*** Document section ***

More broadly, it is clear that federal investments in R&D bring significant returns for decades to come. In 1987, MIT Professor Robert Solow was awarded the Nobel Prize in Economics for his work proving that improved technology and improved education in the workforce was chiefly responsible for long-term growth, much more than increases in labor or capital. The current best estimate for the return on academic research alone is 28 percent. Federal efforts are underway now to more rigorously quantify the return on federal investments in R&D.
Today we find ourselves at a crossroads. The United States remains a leader in science, technology, and innovation, but no longer the unchallenged leader. While our own world-class innovation infrastructure is under stress, our competitors in other countries, even as they institute austerity measures in other parts of their budgets, are seizing the opportunity to make strategic investments in long-term basic research and build and leverage public-private partnerships to support shorter-term R&D that will help create jobs now and long into the future. As we struggle with our own deficits, we too can make the strategic choice to continue to invest in our future, both in our human capital and physical infrastructure – or we can make the strategic choice to permanently cede our leadership, to fail our current generation of young people, and to put our economy in a state of stagnation for years to come.

*** End of Document section ***
*** Provided data ***

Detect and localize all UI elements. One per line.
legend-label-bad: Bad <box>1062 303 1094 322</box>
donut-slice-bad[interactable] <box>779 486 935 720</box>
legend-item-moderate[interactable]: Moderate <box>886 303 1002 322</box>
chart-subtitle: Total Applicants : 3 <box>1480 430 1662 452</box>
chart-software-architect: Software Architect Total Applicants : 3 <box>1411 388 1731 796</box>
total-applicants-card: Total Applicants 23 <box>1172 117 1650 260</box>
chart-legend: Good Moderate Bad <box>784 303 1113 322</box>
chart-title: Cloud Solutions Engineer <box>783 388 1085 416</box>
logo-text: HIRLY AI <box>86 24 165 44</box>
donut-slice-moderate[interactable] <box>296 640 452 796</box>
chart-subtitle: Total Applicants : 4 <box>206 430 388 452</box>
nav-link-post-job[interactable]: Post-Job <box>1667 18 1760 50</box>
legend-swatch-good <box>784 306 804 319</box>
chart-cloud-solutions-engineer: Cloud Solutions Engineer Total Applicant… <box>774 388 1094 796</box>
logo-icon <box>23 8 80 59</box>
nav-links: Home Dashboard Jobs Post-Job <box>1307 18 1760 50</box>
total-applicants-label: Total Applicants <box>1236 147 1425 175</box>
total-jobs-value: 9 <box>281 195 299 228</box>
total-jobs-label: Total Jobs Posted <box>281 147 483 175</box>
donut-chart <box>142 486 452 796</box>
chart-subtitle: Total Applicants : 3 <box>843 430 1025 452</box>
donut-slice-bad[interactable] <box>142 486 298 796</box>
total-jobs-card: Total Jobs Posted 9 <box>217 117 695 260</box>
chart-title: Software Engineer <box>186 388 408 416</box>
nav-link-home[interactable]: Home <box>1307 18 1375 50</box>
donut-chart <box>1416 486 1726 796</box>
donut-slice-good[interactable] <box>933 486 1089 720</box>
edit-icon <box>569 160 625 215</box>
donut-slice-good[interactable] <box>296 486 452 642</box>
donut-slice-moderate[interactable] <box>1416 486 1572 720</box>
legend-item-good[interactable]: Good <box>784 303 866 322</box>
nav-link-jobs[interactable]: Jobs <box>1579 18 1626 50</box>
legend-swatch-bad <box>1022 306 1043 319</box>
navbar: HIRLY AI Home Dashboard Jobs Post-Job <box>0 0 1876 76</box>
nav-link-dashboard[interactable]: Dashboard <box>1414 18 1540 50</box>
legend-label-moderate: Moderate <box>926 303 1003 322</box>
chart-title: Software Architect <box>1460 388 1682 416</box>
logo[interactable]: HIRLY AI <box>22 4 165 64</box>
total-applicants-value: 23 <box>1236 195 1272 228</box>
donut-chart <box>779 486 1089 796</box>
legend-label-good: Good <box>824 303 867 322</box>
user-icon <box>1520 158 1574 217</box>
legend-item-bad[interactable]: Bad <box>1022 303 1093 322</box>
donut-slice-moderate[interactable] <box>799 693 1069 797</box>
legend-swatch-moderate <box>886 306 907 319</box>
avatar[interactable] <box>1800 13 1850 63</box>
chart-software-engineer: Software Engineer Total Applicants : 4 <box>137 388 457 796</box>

*** End of Provided data ***

**Task to carry out**
Answer these questions from the passage on federal R&D investment:
1. Who was awarded the Nobel Prize in Economics in 1987?
2. What is the current best estimate for the return on academic research alone?
3. What are competitors in other countries doing even as they institute austerity measures in other parts of their budgets?

**Completed task**
1. MIT Professor Robert Solow.
2. 28 percent.
3. They are making strategic investments in long-term basic research and building and leveraging public-private partnerships to support shorter-term R&D.